═════ Available records

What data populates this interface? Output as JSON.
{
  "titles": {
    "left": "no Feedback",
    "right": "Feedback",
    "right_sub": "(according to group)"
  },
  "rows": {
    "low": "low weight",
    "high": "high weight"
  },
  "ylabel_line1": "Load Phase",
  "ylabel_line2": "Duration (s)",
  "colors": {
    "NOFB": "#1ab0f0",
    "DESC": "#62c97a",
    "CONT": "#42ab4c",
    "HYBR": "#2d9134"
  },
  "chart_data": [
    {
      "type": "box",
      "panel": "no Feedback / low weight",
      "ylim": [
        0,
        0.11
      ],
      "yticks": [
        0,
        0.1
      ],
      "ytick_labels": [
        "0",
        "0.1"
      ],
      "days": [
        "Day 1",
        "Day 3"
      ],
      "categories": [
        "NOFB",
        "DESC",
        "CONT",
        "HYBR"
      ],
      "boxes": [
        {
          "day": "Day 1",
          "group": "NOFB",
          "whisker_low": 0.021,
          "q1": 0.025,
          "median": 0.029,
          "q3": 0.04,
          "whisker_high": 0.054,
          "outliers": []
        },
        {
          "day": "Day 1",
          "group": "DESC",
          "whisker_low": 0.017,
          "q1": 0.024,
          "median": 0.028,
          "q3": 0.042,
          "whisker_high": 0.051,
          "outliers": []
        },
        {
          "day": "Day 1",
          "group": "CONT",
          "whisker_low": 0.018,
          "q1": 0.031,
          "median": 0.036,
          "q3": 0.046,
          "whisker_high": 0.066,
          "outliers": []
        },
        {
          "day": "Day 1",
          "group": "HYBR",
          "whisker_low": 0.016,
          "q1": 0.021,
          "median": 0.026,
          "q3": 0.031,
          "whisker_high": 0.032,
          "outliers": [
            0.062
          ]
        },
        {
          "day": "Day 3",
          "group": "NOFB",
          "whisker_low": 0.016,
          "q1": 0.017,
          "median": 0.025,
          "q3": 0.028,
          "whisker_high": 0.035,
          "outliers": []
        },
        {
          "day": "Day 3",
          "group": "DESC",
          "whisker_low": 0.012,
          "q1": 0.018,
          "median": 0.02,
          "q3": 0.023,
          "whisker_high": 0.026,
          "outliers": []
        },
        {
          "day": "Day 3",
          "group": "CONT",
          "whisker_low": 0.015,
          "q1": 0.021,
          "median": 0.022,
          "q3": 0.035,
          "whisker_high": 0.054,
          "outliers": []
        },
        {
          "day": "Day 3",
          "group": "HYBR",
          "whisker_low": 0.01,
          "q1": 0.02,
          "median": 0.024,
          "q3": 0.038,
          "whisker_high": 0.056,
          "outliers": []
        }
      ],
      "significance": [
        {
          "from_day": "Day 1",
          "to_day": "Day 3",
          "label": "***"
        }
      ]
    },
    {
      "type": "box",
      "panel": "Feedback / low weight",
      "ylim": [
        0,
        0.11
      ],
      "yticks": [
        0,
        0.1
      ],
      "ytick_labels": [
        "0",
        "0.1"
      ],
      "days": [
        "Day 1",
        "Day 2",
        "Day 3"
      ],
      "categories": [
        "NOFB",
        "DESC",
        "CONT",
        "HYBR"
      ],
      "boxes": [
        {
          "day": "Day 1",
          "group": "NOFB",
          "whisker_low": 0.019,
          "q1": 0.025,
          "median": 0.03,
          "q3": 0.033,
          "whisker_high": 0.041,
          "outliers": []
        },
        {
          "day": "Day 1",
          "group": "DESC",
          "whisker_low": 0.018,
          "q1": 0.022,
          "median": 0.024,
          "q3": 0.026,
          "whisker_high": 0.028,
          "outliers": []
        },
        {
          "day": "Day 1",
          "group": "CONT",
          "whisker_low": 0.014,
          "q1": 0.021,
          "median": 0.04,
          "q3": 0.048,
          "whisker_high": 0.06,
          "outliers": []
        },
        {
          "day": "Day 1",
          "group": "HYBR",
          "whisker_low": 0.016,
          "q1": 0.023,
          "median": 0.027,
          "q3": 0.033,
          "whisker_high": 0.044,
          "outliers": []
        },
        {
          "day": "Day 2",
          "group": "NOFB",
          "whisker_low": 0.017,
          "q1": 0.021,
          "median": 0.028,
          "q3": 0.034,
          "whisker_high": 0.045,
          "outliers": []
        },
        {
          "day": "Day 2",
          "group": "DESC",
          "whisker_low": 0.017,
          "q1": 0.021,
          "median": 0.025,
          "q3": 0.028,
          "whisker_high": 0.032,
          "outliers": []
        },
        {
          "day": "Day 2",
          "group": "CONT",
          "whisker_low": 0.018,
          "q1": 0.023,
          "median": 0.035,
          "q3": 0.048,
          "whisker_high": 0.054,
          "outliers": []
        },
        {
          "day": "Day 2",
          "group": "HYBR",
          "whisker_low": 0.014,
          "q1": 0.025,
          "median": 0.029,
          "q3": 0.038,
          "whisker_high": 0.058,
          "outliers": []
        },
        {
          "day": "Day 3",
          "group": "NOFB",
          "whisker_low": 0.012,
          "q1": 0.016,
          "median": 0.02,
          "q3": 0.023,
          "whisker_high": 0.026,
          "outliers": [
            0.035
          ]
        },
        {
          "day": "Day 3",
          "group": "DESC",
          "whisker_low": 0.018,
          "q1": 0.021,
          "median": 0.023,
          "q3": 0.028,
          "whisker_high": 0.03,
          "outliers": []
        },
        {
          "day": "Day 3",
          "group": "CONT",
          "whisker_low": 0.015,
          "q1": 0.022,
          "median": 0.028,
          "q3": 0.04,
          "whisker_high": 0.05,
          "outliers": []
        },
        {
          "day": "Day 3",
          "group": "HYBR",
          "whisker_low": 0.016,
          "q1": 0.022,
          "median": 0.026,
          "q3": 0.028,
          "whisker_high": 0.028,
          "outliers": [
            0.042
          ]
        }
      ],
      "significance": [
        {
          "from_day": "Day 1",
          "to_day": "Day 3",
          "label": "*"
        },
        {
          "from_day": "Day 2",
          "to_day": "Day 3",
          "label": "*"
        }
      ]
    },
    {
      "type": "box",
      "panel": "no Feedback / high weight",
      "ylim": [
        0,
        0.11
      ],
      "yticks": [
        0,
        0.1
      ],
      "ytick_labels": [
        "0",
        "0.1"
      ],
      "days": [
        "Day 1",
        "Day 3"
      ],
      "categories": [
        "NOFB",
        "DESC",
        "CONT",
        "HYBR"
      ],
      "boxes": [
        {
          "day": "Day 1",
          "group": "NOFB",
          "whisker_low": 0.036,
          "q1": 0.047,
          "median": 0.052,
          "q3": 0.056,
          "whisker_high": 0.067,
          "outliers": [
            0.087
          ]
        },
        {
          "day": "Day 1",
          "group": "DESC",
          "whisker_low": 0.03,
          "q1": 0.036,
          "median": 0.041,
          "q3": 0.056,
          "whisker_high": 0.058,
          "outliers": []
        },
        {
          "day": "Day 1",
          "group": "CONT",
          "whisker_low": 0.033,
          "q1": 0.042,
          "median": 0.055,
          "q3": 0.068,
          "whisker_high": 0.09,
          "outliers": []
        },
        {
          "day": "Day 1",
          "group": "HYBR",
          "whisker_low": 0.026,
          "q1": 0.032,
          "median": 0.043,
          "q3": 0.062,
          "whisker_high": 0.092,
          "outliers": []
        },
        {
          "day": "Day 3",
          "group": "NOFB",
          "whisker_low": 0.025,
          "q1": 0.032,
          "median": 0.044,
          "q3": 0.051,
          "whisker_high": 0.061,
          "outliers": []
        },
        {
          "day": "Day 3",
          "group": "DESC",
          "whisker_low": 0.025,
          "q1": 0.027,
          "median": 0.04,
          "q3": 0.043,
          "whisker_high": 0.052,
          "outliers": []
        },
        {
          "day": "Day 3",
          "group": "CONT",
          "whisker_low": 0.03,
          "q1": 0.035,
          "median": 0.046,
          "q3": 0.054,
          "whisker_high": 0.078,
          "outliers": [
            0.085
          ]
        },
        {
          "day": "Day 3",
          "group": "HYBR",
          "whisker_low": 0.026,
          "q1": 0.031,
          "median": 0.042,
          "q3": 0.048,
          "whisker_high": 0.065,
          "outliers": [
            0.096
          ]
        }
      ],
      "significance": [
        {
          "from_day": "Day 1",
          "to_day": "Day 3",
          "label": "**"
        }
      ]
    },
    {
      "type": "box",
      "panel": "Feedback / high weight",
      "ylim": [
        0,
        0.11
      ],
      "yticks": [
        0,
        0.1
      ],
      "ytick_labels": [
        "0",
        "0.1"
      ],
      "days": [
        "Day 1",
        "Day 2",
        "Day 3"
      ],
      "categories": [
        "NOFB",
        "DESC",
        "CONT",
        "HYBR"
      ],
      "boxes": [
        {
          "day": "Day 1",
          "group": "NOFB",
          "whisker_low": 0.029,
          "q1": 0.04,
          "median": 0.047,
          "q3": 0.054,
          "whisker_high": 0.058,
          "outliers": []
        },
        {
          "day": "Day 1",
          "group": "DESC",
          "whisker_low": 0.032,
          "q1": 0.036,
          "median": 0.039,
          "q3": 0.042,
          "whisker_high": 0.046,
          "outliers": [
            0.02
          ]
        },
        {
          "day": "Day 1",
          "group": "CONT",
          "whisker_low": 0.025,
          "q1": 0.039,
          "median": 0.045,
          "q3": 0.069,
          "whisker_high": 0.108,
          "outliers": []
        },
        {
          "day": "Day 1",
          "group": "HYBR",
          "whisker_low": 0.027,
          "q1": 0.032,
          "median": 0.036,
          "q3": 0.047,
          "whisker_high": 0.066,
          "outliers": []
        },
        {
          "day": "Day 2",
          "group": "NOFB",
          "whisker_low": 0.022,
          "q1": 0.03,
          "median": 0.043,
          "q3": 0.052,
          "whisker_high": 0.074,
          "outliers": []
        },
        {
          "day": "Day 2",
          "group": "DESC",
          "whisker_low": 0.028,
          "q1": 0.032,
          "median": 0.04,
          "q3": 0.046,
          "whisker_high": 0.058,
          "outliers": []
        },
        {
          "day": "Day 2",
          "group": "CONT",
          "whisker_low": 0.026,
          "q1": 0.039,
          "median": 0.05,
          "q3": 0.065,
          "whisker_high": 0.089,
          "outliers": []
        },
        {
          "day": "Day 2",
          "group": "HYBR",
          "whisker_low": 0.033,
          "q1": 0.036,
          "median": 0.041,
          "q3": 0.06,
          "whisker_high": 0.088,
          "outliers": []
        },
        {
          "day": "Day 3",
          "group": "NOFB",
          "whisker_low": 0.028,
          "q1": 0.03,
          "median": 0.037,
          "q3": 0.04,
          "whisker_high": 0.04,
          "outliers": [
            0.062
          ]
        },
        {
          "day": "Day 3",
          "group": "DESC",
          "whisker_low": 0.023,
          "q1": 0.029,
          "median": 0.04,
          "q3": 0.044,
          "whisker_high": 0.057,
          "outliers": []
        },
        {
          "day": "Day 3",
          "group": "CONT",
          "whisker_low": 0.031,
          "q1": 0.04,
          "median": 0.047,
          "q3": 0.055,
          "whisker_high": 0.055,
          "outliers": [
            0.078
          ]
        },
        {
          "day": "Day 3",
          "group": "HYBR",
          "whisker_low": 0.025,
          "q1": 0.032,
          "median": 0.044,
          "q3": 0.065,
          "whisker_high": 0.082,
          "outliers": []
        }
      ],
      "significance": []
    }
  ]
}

══════════

Given problem | Select every line of the records holding the string "weight".

Task output |
    "low": "low weight",
    "high": "high weight"
      "panel": "no Feedback / low weight",
      "panel": "Feedback / low weight",
      "panel": "no Feedback / high weight",
      "panel": "Feedback / high weight",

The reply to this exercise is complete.